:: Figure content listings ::
▬▬▬▬▬▬

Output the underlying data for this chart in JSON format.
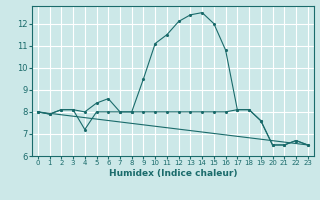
{
  "xlabel": "Humidex (Indice chaleur)",
  "bg_color": "#cce8e8",
  "grid_color": "#ffffff",
  "line_color": "#1a6b6b",
  "xlim": [
    -0.5,
    23.5
  ],
  "ylim": [
    6.0,
    12.8
  ],
  "yticks": [
    6,
    7,
    8,
    9,
    10,
    11,
    12
  ],
  "xticks": [
    0,
    1,
    2,
    3,
    4,
    5,
    6,
    7,
    8,
    9,
    10,
    11,
    12,
    13,
    14,
    15,
    16,
    17,
    18,
    19,
    20,
    21,
    22,
    23
  ],
  "series": [
    {
      "x": [
        0,
        1,
        2,
        3,
        4,
        5,
        6,
        7,
        8,
        9,
        10,
        11,
        12,
        13,
        14,
        15,
        16,
        17,
        18,
        19,
        20,
        21,
        22,
        23
      ],
      "y": [
        8.0,
        7.9,
        8.1,
        8.1,
        8.0,
        8.4,
        8.6,
        8.0,
        8.0,
        9.5,
        11.1,
        11.5,
        12.1,
        12.4,
        12.5,
        12.0,
        10.8,
        8.1,
        8.1,
        7.6,
        6.5,
        6.5,
        6.7,
        6.5
      ]
    },
    {
      "x": [
        0,
        1,
        2,
        3,
        4,
        5,
        6,
        7,
        8,
        9,
        10,
        11,
        12,
        13,
        14,
        15,
        16,
        17,
        18,
        19,
        20,
        21,
        22,
        23
      ],
      "y": [
        8.0,
        7.9,
        8.1,
        8.1,
        7.2,
        8.0,
        8.0,
        8.0,
        8.0,
        8.0,
        8.0,
        8.0,
        8.0,
        8.0,
        8.0,
        8.0,
        8.0,
        8.1,
        8.1,
        7.6,
        6.5,
        6.5,
        6.7,
        6.5
      ]
    },
    {
      "x": [
        0,
        23
      ],
      "y": [
        8.0,
        6.5
      ]
    }
  ]
}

▬▬▬▬▬▬

:: Goal ::
Quote all the lines above exactly as given. Do not include the pictures.

:: Finished task ::
Output the underlying data for this chart in JSON format.
{
  "xlabel": "Humidex (Indice chaleur)",
  "bg_color": "#cce8e8",
  "grid_color": "#ffffff",
  "line_color": "#1a6b6b",
  "xlim": [
    -0.5,
    23.5
  ],
  "ylim": [
    6.0,
    12.8
  ],
  "yticks": [
    6,
    7,
    8,
    9,
    10,
    11,
    12
  ],
  "xticks": [
    0,
    1,
    2,
    3,
    4,
    5,
    6,
    7,
    8,
    9,
    10,
    11,
    12,
    13,
    14,
    15,
    16,
    17,
    18,
    19,
    20,
    21,
    22,
    23
  ],
  "series": [
    {
      "x": [
        0,
        1,
        2,
        3,
        4,
        5,
        6,
        7,
        8,
        9,
        10,
        11,
        12,
        13,
        14,
        15,
        16,
        17,
        18,
        19,
        20,
        21,
        22,
        23
      ],
      "y": [
        8.0,
        7.9,
        8.1,
        8.1,
        8.0,
        8.4,
        8.6,
        8.0,
        8.0,
        9.5,
        11.1,
        11.5,
        12.1,
        12.4,
        12.5,
        12.0,
        10.8,
        8.1,
        8.1,
        7.6,
        6.5,
        6.5,
        6.7,
        6.5
      ]
    },
    {
      "x": [
        0,
        1,
        2,
        3,
        4,
        5,
        6,
        7,
        8,
        9,
        10,
        11,
        12,
        13,
        14,
        15,
        16,
        17,
        18,
        19,
        20,
        21,
        22,
        23
      ],
      "y": [
        8.0,
        7.9,
        8.1,
        8.1,
        7.2,
        8.0,
        8.0,
        8.0,
        8.0,
        8.0,
        8.0,
        8.0,
        8.0,
        8.0,
        8.0,
        8.0,
        8.0,
        8.1,
        8.1,
        7.6,
        6.5,
        6.5,
        6.7,
        6.5
      ]
    },
    {
      "x": [
        0,
        23
      ],
      "y": [
        8.0,
        6.5
      ]
    }
  ]
}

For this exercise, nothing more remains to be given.